(Excerpts from a figure dataset)
________________________________________

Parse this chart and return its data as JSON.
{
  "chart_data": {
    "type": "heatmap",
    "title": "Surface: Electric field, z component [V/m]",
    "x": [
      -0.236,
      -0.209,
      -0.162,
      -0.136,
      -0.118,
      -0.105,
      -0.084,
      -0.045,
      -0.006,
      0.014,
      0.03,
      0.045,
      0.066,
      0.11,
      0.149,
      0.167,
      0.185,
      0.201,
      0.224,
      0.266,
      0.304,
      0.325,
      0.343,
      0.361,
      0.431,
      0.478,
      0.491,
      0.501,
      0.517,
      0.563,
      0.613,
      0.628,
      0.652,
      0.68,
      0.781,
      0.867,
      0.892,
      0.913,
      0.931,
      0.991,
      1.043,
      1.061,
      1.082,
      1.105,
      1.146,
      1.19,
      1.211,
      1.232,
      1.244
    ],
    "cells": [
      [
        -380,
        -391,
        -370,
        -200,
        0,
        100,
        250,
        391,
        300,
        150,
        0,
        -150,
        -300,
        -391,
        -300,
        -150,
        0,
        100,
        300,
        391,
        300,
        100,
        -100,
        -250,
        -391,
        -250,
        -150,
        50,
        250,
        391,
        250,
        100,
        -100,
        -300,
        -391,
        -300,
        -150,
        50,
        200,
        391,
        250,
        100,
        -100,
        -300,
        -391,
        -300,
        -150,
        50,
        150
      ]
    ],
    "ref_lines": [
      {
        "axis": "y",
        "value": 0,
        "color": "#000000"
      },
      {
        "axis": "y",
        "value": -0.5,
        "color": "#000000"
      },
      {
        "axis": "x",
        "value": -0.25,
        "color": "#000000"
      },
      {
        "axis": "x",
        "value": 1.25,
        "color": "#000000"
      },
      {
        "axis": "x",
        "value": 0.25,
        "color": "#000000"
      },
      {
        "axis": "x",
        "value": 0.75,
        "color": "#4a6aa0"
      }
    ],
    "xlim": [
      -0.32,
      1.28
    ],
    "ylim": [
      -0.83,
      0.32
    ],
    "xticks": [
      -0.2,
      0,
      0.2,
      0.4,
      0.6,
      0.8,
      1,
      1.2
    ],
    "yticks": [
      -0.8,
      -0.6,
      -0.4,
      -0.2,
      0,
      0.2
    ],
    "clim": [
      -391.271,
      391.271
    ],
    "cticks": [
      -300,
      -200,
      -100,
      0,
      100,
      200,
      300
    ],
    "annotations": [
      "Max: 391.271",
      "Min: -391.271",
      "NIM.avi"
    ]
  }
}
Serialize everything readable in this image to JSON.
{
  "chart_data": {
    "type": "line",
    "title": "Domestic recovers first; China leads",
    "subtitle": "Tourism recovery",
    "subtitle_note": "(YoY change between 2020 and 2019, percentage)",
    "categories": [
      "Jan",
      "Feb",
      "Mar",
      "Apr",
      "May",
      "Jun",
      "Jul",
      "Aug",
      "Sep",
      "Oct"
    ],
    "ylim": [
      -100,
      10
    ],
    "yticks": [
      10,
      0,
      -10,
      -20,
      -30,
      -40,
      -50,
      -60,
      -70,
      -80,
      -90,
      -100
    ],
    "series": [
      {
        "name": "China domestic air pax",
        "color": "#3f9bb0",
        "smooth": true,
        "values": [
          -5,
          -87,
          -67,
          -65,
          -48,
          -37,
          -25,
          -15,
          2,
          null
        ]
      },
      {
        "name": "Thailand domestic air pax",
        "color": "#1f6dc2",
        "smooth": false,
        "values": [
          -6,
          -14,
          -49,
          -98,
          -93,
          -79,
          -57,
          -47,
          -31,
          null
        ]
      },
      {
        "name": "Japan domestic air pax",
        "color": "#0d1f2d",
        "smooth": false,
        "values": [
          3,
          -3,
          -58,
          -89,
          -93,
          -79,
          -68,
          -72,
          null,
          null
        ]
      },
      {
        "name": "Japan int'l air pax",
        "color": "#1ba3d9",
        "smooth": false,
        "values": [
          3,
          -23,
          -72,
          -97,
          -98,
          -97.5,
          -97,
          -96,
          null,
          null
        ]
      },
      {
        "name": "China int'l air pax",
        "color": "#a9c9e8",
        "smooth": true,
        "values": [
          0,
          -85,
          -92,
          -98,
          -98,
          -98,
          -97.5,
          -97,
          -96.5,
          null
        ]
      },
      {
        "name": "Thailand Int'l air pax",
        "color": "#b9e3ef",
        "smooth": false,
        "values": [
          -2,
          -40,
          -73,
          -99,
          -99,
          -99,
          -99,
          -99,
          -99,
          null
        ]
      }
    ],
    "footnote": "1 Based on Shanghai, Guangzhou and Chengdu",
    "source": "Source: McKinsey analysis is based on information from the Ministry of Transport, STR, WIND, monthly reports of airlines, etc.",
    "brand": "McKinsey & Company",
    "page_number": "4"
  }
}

________________________________________

Write out all of the records once more, exactly.

Parse this chart and return its data as JSON.
{
  "chart_data": {
    "type": "heatmap",
    "title": "Surface: Electric field, z component [V/m]",
    "x": [
      -0.236,
      -0.209,
      -0.162,
      -0.136,
      -0.118,
      -0.105,
      -0.084,
      -0.045,
      -0.006,
      0.014,
      0.03,
      0.045,
      0.066,
      0.11,
      0.149,
      0.167,
      0.185,
      0.201,
      0.224,
      0.266,
      0.304,
      0.325,
      0.343,
      0.361,
      0.431,
      0.478,
      0.491,
      0.501,
      0.517,
      0.563,
      0.613,
      0.628,
      0.652,
      0.68,
      0.781,
      0.867,
      0.892,
      0.913,
      0.931,
      0.991,
      1.043,
      1.061,
      1.082,
      1.105,
      1.146,
      1.19,
      1.211,
      1.232,
      1.244
    ],
    "cells": [
      [
        -380,
        -391,
        -370,
        -200,
        0,
        100,
        250,
        391,
        300,
        150,
        0,
        -150,
        -300,
        -391,
        -300,
        -150,
        0,
        100,
        300,
        391,
        300,
        100,
        -100,
        -250,
        -391,
        -250,
        -150,
        50,
        250,
        391,
        250,
        100,
        -100,
        -300,
        -391,
        -300,
        -150,
        50,
        200,
        391,
        250,
        100,
        -100,
        -300,
        -391,
        -300,
        -150,
        50,
        150
      ]
    ],
    "ref_lines": [
      {
        "axis": "y",
        "value": 0,
        "color": "#000000"
      },
      {
        "axis": "y",
        "value": -0.5,
        "color": "#000000"
      },
      {
        "axis": "x",
        "value": -0.25,
        "color": "#000000"
      },
      {
        "axis": "x",
        "value": 1.25,
        "color": "#000000"
      },
      {
        "axis": "x",
        "value": 0.25,
        "color": "#000000"
      },
      {
        "axis": "x",
        "value": 0.75,
        "color": "#4a6aa0"
      }
    ],
    "xlim": [
      -0.32,
      1.28
    ],
    "ylim": [
      -0.83,
      0.32
    ],
    "xticks": [
      -0.2,
      0,
      0.2,
      0.4,
      0.6,
      0.8,
      1,
      1.2
    ],
    "yticks": [
      -0.8,
      -0.6,
      -0.4,
      -0.2,
      0,
      0.2
    ],
    "clim": [
      -391.271,
      391.271
    ],
    "cticks": [
      -300,
      -200,
      -100,
      0,
      100,
      200,
      300
    ],
    "annotations": [
      "Max: 391.271",
      "Min: -391.271",
      "NIM.avi"
    ]
  }
}
Serialize everything readable in this image to JSON.
{
  "chart_data": {
    "type": "line",
    "title": "Domestic recovers first; China leads",
    "subtitle": "Tourism recovery",
    "subtitle_note": "(YoY change between 2020 and 2019, percentage)",
    "categories": [
      "Jan",
      "Feb",
      "Mar",
      "Apr",
      "May",
      "Jun",
      "Jul",
      "Aug",
      "Sep",
      "Oct"
    ],
    "ylim": [
      -100,
      10
    ],
    "yticks": [
      10,
      0,
      -10,
      -20,
      -30,
      -40,
      -50,
      -60,
      -70,
      -80,
      -90,
      -100
    ],
    "series": [
      {
        "name": "China domestic air pax",
        "color": "#3f9bb0",
        "smooth": true,
        "values": [
          -5,
          -87,
          -67,
          -65,
          -48,
          -37,
          -25,
          -15,
          2,
          null
        ]
      },
      {
        "name": "Thailand domestic air pax",
        "color": "#1f6dc2",
        "smooth": false,
        "values": [
          -6,
          -14,
          -49,
          -98,
          -93,
          -79,
          -57,
          -47,
          -31,
          null
        ]
      },
      {
        "name": "Japan domestic air pax",
        "color": "#0d1f2d",
        "smooth": false,
        "values": [
          3,
          -3,
          -58,
          -89,
          -93,
          -79,
          -68,
          -72,
          null,
          null
        ]
      },
      {
        "name": "Japan int'l air pax",
        "color": "#1ba3d9",
        "smooth": false,
        "values": [
          3,
          -23,
          -72,
          -97,
          -98,
          -97.5,
          -97,
          -96,
          null,
          null
        ]
      },
      {
        "name": "China int'l air pax",
        "color": "#a9c9e8",
        "smooth": true,
        "values": [
          0,
          -85,
          -92,
          -98,
          -98,
          -98,
          -97.5,
          -97,
          -96.5,
          null
        ]
      },
      {
        "name": "Thailand Int'l air pax",
        "color": "#b9e3ef",
        "smooth": false,
        "values": [
          -2,
          -40,
          -73,
          -99,
          -99,
          -99,
          -99,
          -99,
          -99,
          null
        ]
      }
    ],
    "footnote": "1 Based on Shanghai, Guangzhou and Chengdu",
    "source": "Source: McKinsey analysis is based on information from the Ministry of Transport, STR, WIND, monthly reports of airlines, etc.",
    "brand": "McKinsey & Company",
    "page_number": "4"
  }
}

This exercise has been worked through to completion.